*WRITTEN INSTRUCTION A:* List every person whom the article on the Byhalia Pipeline quotes by name.
*WRITTEN INSTRUCTION B:*
Answer these questions using the article on the Byhalia Pipeline:
(i) Until what date was the commissioners' decision delayed?
(ii) From what place did the protesters walk to the Shelby County Commission?
(iii) In which Mississippi county would the pipeline end?
*WRITTEN INSTRUCTION C:* Carry the article on the Byhalia Pipeline forward, beginning after its final sentence.

*TEXT SHOWN:*
Shelby Co. Commissioners delay vote on controversial Byhalia Pipeline

MEMPHIS, Tenn. — Plans for the controversial Byhalia Pipeline remain up in the air, despite another night of fiery debate. Shelby County Commissioners were set to vote on whether to sell two parcels of property for the Byhalia Pipeline project Monday but delayed a vote which would allow the Byhalia Connection Company to purchase land in area code 38109.

Opponents argue the pipeline could pollute the water in the neighborhood, while the company argues it could boost the economy.

“An oil spill would be devastating to this community and there is nothing, no safety measures to prevent a spill from occurring,” said Justin Pearson.

Pearson is the co-founder of Memphis Communities Against Pipeline. The organization protested outside of the Shelby County Commissioner meeting urging leaders to keep a moratorium in place that would block interested buyers like the Byhalia Connection Company from purchasing two parcels of land in area code 38109.

ORIGINAL STORY: Memphis councilmember fears Byhalia pipeline could be similar to Flint’s water situation

The company plans on building a 49-mile crude oil pipeline that would run from Memphis to Marshall County, Mississippi.

“We’ve been inside the community and we have yet to find a single resident who says ‘oh I do want a crude oil pipeline going through my water, oh I want a crude oil pipeline going through our neighborhood and disrupting our future,’” said Pearson.

During Monday’s meeting, there were heated discussions about this which ultimately delayed the decision until March 17 pending litigation in court.

“The judge would have to determine if this is too much of an environmental risk to allow forward,” said Commissioner Van Turner. “We are very concerned about the citizens in the community. We want to do what’s best for them.”

Meanwhile, a spokesperson with the Byhalia Connection Company said the project is safe and they will continue to share information, answer questions, and listen to the community’s expectations.

The company told FOX13 the pipeline would boost the economy and bring tax revenue services like public safety, public schools, and road improvements.

Pearson said he will protest until the pipeline is officially denied.

RELATED: Residents in parts of South Memphis join councilman against proposed Byhalia Pipeline

“The job of a crude oil pipeline company is to make profits for shareholders not to care about Memphians’ drinking water, not to care about what the community needs, not to care about the community themselves,” said Pearson.

There are still questions about if the company can purchase the land.

Commissioner Turner said he believes the company needs to take the county to court in order to buy the land while the company said they are having discussions with their legal team.

Earlier in the day, protesters took to the streets of downtown Memphis demanding elected leaders do something to stop the Byhalia pipeline from coming to South Memphis.

Protesters stopped in front of the Shelby County Commission to demand commissioners take a stand.

People who live in South Memphis made it clear they do not want a pipeline in their community.

Protesters walked from the National Civil Rights Museum to the Shelby County Commission to demand that commissioners take action before it’s too late.

“We are calling on the Shelby County Commissioners to relook at agenda item 15 and stopping the sale of our land to Byhalia Pipeline LLC,” said Justin Pearson, co-founder of Memphis Community Against the Pipeline organization.

The Byhalia connection pipeline would cut through South Memphis which includes Westwood, Boxtown and Whitehaven. The project seeks to run a crude oil pipeline system nearly 45 miles connecting Memphis to Marshall County, Mississippi.

“If the people can’t express themselves, I thought that was what representatives were for. Don’t come to our neighborhood only when you want our vote. Come and help us,” said Batsell Booker, president of the Boxtown Neighborhood Association.

*LISTED ENTRIES:*
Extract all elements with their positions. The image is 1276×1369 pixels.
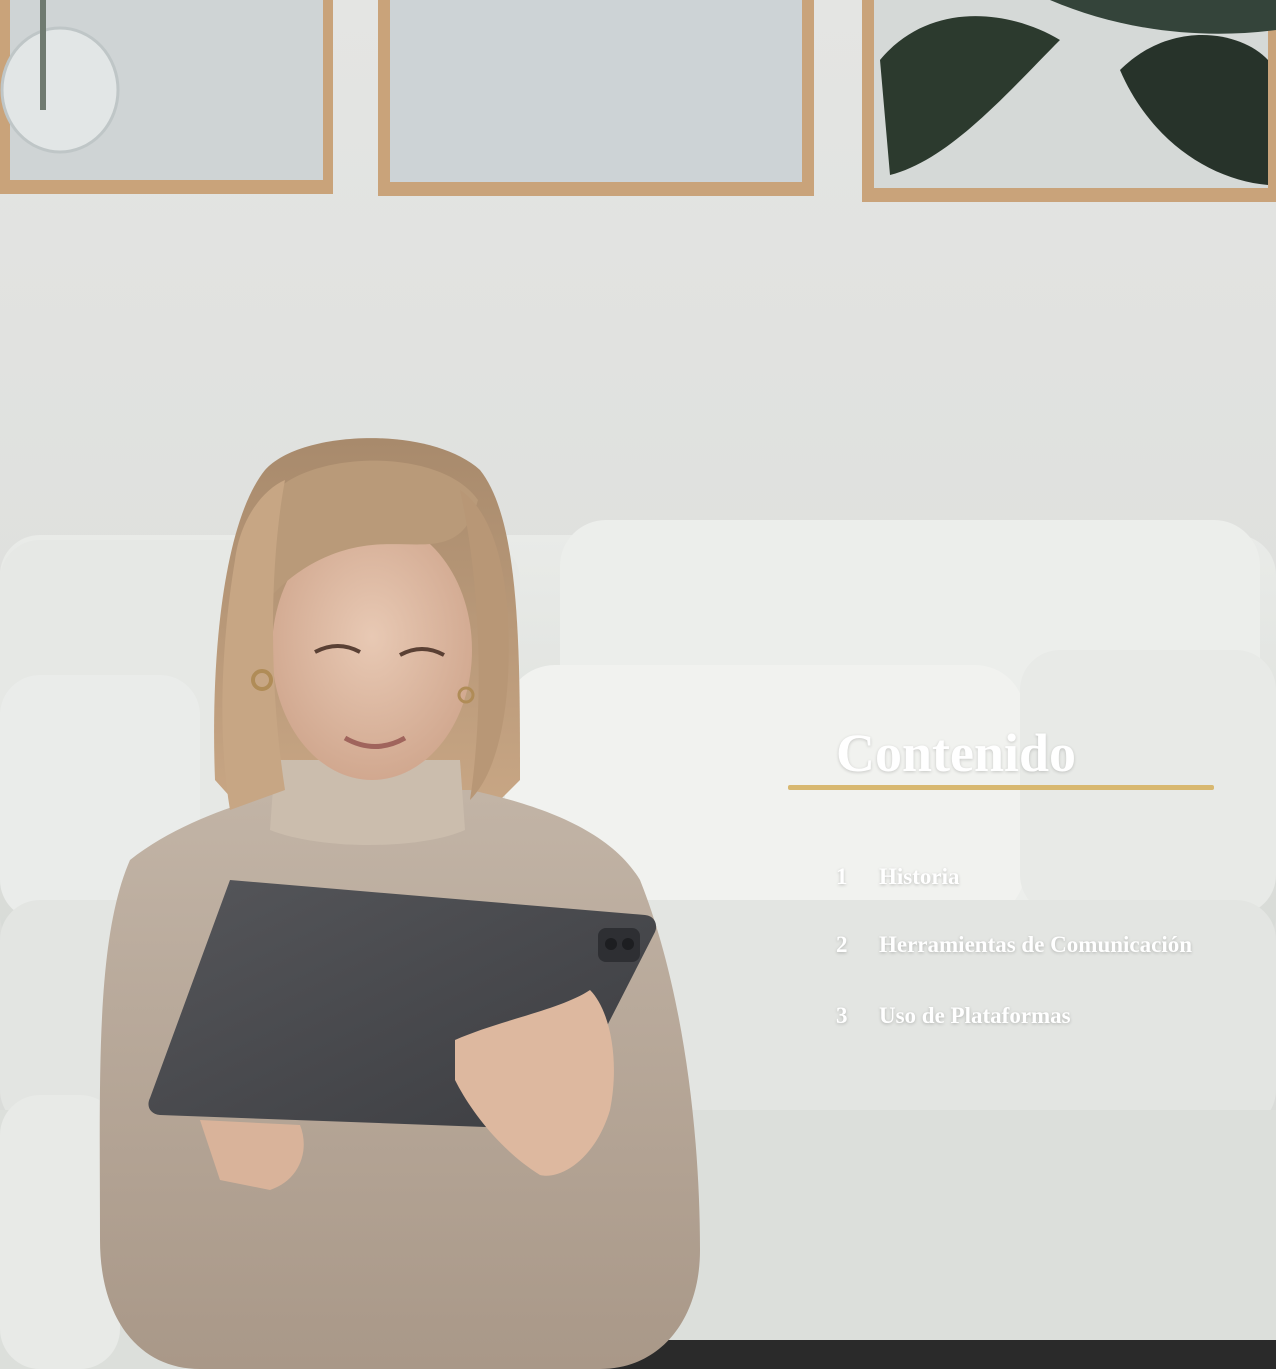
- toc-item-plataformas[interactable]: 3 Uso de Plataformas: [836, 1001, 1071, 1031]
- toc-item-historia[interactable]: 1 Historia: [836, 862, 960, 892]
- document-page: Contenido 1 Historia 2 Herramientas de Com…: [0, 0, 1276, 1369]
- toc-item-number: 3: [836, 1003, 848, 1028]
- toc-item-label: Uso de Plataformas: [879, 1003, 1071, 1028]
- toc-item-label: Historia: [879, 864, 960, 889]
- toc-divider: [788, 785, 1214, 790]
- toc-item-number: 1: [836, 864, 848, 889]
- toc-item-number: 2: [836, 932, 848, 957]
- table-of-contents: Contenido 1 Historia 2 Herramientas de Com…: [0, 0, 1276, 1369]
- toc-item-label: Herramientas de Comunicación: [879, 932, 1193, 957]
- toc-heading: Contenido: [836, 723, 1077, 783]
- toc-item-herramientas[interactable]: 2 Herramientas de Comunicación: [836, 930, 1192, 960]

*TASK RESULT A:* Justin Pearson, Van Turner, Batsell Booker

*TASK RESULT B:*
(i) March 17
(ii) The National Civil Rights Museum
(iii) Marshall County

*TASK RESULT C:*
Booker, along with others in his community, fear the pipeline will cause health issues and burden African American communities already struggling for equitable healthcare.

Plains All American Pipeline, the company that wants to build the pipeline, said in part, “we want our neighbors to know that we’re dedicated to pipeline safety and ensuring that our pipelines meet or exceed the applicable standards for pipeline construction and operation.”

Residents still see it as a risk factor.

“They won’t drink the water that we drink. They’re not from the community that we’re from, so we’ve got to stop looking to pass the buck to people and start looking to take ownership for our city.

RELATED: Shelby Co. Commissioners set to vote on pipeline today

Plains All American Pipeline said it has a team of about 180 safety and environmental professionals.

Plains All American Pipeline also released other facts and answers to common questions:

  • We are pleased to have worked with landowners to secure agreements for 94% of the route. Residents retain ownership of their land; our agreement allows us to construct the pipeline and conduct occasional maintenance. Our offers are above market value.
  • In addition, of the individual parcels of property the project would cross in Shelby County, 93% of these (62 of 67) are vacant lots and do not have residential structures. Of the parcels with a residential structure, we’ve reached agreement with 4 of the 5 landowners. We will continue to negotiate mutually beneficial easement agreements with all remaining landowners along the project footprint.
  • We want to have a good relationship with landowners, because we are planning to be neighbors for a long time. Byhalia Connection is a common carrier pipeline with the option to use eminent domain under Tennessee and Mississippi law. Although it has been necessary to initiate eminent domain proceedings in select situations, we are still working to find mutually beneficial agreements with all remaining landowners.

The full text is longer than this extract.